## [Supplied records]
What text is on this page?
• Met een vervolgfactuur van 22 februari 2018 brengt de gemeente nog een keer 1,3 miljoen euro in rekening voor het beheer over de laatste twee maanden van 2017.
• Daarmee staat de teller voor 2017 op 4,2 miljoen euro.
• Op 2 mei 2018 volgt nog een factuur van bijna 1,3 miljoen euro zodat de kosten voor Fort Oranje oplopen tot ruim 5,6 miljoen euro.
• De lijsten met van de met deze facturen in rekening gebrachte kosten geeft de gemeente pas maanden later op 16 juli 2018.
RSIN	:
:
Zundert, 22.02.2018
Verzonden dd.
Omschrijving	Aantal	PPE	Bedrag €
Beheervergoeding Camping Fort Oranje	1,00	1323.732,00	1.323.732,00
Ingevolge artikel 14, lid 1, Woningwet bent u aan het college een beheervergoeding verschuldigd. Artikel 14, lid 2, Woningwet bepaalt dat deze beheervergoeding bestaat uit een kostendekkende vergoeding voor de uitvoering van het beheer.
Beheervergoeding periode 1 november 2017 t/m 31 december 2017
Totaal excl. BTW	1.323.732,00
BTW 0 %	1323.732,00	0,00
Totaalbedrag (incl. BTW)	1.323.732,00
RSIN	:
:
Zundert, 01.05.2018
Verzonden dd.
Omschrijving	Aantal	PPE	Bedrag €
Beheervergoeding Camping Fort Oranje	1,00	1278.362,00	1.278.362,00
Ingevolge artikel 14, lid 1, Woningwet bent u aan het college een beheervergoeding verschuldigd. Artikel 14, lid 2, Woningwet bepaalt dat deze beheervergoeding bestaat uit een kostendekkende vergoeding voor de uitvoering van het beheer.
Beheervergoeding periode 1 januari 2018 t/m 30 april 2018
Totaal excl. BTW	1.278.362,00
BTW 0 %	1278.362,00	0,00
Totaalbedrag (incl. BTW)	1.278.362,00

## [Exercise task]
Restate each of the entries above verbatim.

## [Answer for this exercise]
What text is on this page?
• Met een vervolgfactuur van 22 februari 2018 brengt de gemeente nog een keer 1,3 miljoen euro in rekening voor het beheer over de laatste twee maanden van 2017.
• Daarmee staat de teller voor 2017 op 4,2 miljoen euro.
• Op 2 mei 2018 volgt nog een factuur van bijna 1,3 miljoen euro zodat de kosten voor Fort Oranje oplopen tot ruim 5,6 miljoen euro.
• De lijsten met van de met deze facturen in rekening gebrachte kosten geeft de gemeente pas maanden later op 16 juli 2018.
RSIN	:
:
Zundert, 22.02.2018
Verzonden dd.
Omschrijving	Aantal	PPE	Bedrag €
Beheervergoeding Camping Fort Oranje	1,00	1323.732,00	1.323.732,00
Ingevolge artikel 14, lid 1, Woningwet bent u aan het college een beheervergoeding verschuldigd. Artikel 14, lid 2, Woningwet bepaalt dat deze beheervergoeding bestaat uit een kostendekkende vergoeding voor de uitvoering van het beheer.
Beheervergoeding periode 1 november 2017 t/m 31 december 2017
Totaal excl. BTW	1.323.732,00
BTW 0 %	1323.732,00	0,00
Totaalbedrag (incl. BTW)	1.323.732,00
RSIN	:
:
Zundert, 01.05.2018
Verzonden dd.
Omschrijving	Aantal	PPE	Bedrag €
Beheervergoeding Camping Fort Oranje	1,00	1278.362,00	1.278.362,00
Ingevolge artikel 14, lid 1, Woningwet bent u aan het college een beheervergoeding verschuldigd. Artikel 14, lid 2, Woningwet bepaalt dat deze beheervergoeding bestaat uit een kostendekkende vergoeding voor de uitvoering van het beheer.
Beheervergoeding periode 1 januari 2018 t/m 30 april 2018
Totaal excl. BTW	1.278.362,00
BTW 0 %	1278.362,00	0,00
Totaalbedrag (incl. BTW)	1.278.362,00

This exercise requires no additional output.